------ Dataset entries ------

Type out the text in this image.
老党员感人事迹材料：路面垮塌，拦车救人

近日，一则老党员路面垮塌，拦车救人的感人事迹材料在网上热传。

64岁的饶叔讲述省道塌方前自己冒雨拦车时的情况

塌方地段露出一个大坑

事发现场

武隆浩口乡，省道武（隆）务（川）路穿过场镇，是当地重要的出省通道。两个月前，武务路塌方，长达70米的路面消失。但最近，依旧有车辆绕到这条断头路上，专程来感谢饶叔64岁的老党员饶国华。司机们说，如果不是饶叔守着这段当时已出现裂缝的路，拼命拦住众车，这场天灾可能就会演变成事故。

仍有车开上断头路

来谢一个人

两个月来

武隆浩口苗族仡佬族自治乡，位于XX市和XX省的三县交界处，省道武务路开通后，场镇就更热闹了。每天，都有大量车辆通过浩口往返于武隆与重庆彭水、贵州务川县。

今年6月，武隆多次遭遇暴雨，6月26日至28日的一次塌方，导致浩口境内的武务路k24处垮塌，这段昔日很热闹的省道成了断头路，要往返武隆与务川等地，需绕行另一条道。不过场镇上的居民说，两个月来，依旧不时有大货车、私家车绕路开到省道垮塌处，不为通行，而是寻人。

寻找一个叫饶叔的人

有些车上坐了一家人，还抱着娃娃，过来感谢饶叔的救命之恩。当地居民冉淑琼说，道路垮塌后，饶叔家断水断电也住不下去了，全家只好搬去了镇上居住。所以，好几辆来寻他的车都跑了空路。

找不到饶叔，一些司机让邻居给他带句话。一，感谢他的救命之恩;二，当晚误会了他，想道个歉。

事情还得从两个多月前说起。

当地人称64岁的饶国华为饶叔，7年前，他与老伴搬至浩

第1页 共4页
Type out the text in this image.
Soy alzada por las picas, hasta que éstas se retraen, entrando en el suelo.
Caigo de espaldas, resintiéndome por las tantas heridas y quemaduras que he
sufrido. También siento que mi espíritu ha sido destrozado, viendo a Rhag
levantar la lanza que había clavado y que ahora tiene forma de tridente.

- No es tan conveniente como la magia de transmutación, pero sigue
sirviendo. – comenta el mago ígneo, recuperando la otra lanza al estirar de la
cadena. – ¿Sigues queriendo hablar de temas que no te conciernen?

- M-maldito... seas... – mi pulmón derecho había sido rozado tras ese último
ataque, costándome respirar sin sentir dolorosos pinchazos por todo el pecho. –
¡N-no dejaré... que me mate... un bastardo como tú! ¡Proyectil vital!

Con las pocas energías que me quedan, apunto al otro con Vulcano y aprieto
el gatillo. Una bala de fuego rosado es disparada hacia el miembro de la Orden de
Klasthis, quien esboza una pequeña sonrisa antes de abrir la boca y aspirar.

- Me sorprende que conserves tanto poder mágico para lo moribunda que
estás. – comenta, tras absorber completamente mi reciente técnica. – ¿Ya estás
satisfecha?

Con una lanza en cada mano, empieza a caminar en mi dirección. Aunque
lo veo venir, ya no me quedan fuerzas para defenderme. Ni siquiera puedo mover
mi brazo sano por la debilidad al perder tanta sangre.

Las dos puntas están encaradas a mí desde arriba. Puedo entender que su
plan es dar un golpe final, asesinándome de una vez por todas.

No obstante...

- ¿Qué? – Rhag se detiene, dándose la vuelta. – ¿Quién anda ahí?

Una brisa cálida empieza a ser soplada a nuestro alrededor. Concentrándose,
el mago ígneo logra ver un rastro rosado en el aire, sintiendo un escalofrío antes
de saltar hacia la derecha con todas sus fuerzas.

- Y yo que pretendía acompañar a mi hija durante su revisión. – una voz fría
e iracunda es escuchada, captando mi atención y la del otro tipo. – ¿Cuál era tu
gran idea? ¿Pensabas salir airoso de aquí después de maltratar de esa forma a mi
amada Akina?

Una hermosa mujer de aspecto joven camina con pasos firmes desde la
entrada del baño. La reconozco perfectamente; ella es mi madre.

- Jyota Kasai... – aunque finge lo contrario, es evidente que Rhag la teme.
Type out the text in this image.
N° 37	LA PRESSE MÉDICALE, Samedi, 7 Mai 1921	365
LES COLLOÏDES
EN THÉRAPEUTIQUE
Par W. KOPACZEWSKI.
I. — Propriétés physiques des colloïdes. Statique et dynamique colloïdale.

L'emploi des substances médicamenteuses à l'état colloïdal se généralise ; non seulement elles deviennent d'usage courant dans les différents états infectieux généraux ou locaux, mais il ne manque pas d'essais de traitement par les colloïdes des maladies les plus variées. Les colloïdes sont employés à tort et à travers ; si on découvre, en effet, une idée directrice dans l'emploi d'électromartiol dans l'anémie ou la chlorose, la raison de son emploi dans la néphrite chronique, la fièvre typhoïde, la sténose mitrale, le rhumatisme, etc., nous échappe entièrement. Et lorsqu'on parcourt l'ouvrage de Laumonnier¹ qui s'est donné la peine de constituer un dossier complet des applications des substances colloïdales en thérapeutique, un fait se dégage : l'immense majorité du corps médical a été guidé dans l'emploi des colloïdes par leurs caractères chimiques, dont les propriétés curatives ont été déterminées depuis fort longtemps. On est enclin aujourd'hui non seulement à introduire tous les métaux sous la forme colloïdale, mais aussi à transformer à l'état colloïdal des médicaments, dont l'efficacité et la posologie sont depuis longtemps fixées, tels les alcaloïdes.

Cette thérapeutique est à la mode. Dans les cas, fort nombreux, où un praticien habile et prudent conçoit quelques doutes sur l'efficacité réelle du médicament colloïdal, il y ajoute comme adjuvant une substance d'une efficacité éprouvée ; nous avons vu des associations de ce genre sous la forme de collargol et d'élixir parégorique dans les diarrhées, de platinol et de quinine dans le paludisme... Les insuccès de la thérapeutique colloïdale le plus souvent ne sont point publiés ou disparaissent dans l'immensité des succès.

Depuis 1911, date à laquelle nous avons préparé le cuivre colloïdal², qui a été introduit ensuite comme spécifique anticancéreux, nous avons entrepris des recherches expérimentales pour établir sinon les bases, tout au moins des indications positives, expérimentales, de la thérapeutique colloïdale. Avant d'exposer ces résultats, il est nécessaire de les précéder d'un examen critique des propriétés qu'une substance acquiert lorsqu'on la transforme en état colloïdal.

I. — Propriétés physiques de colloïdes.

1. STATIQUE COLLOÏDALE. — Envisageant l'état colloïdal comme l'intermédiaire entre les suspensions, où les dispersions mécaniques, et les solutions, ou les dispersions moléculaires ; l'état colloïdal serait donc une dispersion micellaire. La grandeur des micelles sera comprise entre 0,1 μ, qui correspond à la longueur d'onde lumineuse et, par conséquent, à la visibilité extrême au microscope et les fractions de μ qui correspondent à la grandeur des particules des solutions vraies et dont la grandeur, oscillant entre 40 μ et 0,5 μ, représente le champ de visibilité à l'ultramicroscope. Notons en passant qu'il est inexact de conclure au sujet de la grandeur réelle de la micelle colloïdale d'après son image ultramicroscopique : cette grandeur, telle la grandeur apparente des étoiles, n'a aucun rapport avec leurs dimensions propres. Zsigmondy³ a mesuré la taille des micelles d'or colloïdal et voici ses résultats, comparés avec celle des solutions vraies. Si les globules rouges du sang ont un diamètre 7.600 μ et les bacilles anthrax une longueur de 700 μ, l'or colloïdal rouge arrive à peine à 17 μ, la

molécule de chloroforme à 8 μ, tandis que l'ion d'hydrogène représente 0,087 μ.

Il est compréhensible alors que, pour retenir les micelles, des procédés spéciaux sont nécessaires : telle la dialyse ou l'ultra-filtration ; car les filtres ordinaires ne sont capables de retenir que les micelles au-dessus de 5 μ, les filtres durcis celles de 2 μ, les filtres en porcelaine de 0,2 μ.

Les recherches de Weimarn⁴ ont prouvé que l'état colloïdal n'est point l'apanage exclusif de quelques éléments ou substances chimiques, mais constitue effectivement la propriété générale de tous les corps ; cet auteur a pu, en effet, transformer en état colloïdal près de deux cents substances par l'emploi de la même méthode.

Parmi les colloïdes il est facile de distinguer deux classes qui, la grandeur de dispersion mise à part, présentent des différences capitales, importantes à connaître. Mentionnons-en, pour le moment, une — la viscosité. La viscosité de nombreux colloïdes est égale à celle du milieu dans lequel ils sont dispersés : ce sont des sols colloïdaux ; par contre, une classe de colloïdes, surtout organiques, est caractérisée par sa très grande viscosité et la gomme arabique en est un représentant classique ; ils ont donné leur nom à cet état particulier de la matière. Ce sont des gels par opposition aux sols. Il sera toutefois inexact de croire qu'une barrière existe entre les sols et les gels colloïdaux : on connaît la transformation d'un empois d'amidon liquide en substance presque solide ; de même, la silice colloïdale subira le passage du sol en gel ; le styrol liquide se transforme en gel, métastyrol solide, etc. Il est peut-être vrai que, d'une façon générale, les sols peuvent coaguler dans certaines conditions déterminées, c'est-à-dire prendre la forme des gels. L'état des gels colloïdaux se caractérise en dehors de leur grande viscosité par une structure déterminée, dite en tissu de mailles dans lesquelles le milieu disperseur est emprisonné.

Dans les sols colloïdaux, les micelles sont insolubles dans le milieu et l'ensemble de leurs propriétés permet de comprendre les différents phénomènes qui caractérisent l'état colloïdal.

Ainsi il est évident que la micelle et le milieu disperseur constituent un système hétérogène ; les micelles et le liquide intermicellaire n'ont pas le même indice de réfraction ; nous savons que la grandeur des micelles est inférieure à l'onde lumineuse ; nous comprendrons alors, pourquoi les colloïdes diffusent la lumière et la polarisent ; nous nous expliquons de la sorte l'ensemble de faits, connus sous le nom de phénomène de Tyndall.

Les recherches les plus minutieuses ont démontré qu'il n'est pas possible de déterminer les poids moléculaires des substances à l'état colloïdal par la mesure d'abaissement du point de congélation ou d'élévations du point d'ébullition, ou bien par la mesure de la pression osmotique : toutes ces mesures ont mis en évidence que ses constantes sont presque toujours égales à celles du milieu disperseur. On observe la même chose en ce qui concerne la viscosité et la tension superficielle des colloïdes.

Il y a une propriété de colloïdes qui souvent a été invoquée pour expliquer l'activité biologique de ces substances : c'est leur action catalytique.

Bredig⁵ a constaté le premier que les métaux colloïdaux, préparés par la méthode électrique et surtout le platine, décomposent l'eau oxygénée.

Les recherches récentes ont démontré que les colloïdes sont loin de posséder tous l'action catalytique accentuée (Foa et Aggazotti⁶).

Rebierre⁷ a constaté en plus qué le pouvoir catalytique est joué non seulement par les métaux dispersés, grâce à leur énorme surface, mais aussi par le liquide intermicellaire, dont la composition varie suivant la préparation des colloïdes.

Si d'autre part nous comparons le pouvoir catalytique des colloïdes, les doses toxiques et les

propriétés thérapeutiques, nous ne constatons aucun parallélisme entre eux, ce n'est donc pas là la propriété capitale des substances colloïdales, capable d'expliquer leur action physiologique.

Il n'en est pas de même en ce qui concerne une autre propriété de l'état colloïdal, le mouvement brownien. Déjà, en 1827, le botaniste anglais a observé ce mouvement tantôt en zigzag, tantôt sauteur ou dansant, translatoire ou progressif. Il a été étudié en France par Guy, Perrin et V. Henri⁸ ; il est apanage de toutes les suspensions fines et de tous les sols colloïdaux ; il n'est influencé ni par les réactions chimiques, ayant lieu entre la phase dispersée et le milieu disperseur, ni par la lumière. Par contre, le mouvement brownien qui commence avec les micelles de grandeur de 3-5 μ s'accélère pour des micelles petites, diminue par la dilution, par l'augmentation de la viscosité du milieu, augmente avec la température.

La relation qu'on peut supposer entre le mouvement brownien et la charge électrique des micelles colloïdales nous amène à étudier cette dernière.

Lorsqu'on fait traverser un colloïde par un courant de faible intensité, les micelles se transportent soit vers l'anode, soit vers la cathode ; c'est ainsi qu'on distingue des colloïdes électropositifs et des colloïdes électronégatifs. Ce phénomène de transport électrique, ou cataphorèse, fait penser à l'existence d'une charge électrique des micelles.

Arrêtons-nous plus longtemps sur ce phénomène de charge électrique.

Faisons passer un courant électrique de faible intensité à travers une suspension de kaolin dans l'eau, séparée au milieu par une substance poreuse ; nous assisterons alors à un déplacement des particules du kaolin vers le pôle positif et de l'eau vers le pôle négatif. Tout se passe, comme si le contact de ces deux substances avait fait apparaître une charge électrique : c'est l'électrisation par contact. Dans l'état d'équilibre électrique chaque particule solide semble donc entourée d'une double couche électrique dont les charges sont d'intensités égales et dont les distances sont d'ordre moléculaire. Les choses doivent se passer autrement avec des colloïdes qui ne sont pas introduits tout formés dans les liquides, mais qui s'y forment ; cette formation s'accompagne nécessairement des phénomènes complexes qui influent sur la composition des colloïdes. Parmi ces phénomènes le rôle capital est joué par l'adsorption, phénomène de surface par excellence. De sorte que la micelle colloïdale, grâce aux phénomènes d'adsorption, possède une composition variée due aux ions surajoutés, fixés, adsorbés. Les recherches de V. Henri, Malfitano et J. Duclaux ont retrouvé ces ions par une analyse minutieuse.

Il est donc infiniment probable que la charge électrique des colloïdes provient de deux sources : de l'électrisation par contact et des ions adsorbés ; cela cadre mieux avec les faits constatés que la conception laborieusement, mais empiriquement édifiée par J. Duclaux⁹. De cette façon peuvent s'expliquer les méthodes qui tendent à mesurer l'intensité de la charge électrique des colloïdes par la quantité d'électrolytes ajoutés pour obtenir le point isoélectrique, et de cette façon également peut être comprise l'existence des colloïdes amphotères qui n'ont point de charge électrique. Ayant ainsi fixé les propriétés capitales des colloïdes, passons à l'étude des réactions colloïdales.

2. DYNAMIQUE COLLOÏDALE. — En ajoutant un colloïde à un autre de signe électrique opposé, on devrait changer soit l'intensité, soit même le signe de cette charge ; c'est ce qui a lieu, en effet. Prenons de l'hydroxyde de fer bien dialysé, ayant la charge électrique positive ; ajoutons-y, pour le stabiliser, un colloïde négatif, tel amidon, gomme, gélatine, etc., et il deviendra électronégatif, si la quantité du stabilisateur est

------

*Exercise directions*. From the data above, gather every line that includes the word "desde".

*Solution to the exercise*.
Las dos puntas están encaradas a mí desde arriba. Puedo entender que su
Una hermosa mujer de aspecto joven camina con pasos firmes desde la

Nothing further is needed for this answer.